** Dataset excerpts **
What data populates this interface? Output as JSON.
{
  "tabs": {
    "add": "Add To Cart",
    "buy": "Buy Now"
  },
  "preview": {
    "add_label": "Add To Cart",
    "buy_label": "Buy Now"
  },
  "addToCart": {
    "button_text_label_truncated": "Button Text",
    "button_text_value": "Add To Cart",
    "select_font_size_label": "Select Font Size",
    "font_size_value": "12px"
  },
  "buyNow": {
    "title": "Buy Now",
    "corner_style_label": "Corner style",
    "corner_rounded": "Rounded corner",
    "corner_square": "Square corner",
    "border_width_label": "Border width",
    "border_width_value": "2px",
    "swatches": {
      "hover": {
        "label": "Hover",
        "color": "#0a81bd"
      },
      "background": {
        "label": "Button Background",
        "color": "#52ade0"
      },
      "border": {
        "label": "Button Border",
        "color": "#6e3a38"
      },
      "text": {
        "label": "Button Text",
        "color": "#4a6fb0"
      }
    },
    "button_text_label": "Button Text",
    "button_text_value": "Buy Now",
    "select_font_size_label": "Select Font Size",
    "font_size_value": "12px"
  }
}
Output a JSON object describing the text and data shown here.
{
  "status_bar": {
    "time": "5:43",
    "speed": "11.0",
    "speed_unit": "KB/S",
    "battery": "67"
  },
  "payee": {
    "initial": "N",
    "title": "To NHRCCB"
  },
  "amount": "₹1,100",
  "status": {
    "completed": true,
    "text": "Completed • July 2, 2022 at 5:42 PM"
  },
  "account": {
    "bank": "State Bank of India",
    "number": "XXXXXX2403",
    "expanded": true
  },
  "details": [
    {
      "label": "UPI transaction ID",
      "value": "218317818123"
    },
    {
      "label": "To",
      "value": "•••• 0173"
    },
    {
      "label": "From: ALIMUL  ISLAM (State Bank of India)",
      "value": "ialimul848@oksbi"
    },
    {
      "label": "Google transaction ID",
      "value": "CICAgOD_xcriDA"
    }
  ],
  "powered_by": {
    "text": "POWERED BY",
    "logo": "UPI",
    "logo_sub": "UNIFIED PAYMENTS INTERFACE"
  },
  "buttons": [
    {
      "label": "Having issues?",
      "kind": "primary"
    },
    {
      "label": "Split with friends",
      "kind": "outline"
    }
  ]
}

** What this task involves **
All of the records must be retyped exactly as they are.

** Task solution **
What data populates this interface? Output as JSON.
{
  "tabs": {
    "add": "Add To Cart",
    "buy": "Buy Now"
  },
  "preview": {
    "add_label": "Add To Cart",
    "buy_label": "Buy Now"
  },
  "addToCart": {
    "button_text_label_truncated": "Button Text",
    "button_text_value": "Add To Cart",
    "select_font_size_label": "Select Font Size",
    "font_size_value": "12px"
  },
  "buyNow": {
    "title": "Buy Now",
    "corner_style_label": "Corner style",
    "corner_rounded": "Rounded corner",
    "corner_square": "Square corner",
    "border_width_label": "Border width",
    "border_width_value": "2px",
    "swatches": {
      "hover": {
        "label": "Hover",
        "color": "#0a81bd"
      },
      "background": {
        "label": "Button Background",
        "color": "#52ade0"
      },
      "border": {
        "label": "Button Border",
        "color": "#6e3a38"
      },
      "text": {
        "label": "Button Text",
        "color": "#4a6fb0"
      }
    },
    "button_text_label": "Button Text",
    "button_text_value": "Buy Now",
    "select_font_size_label": "Select Font Size",
    "font_size_value": "12px"
  }
}
Output a JSON object describing the text and data shown here.
{
  "status_bar": {
    "time": "5:43",
    "speed": "11.0",
    "speed_unit": "KB/S",
    "battery": "67"
  },
  "payee": {
    "initial": "N",
    "title": "To NHRCCB"
  },
  "amount": "₹1,100",
  "status": {
    "completed": true,
    "text": "Completed • July 2, 2022 at 5:42 PM"
  },
  "account": {
    "bank": "State Bank of India",
    "number": "XXXXXX2403",
    "expanded": true
  },
  "details": [
    {
      "label": "UPI transaction ID",
      "value": "218317818123"
    },
    {
      "label": "To",
      "value": "•••• 0173"
    },
    {
      "label": "From: ALIMUL  ISLAM (State Bank of India)",
      "value": "ialimul848@oksbi"
    },
    {
      "label": "Google transaction ID",
      "value": "CICAgOD_xcriDA"
    }
  ],
  "powered_by": {
    "text": "POWERED BY",
    "logo": "UPI",
    "logo_sub": "UNIFIED PAYMENTS INTERFACE"
  },
  "buttons": [
    {
      "label": "Having issues?",
      "kind": "primary"
    },
    {
      "label": "Split with friends",
      "kind": "outline"
    }
  ]
}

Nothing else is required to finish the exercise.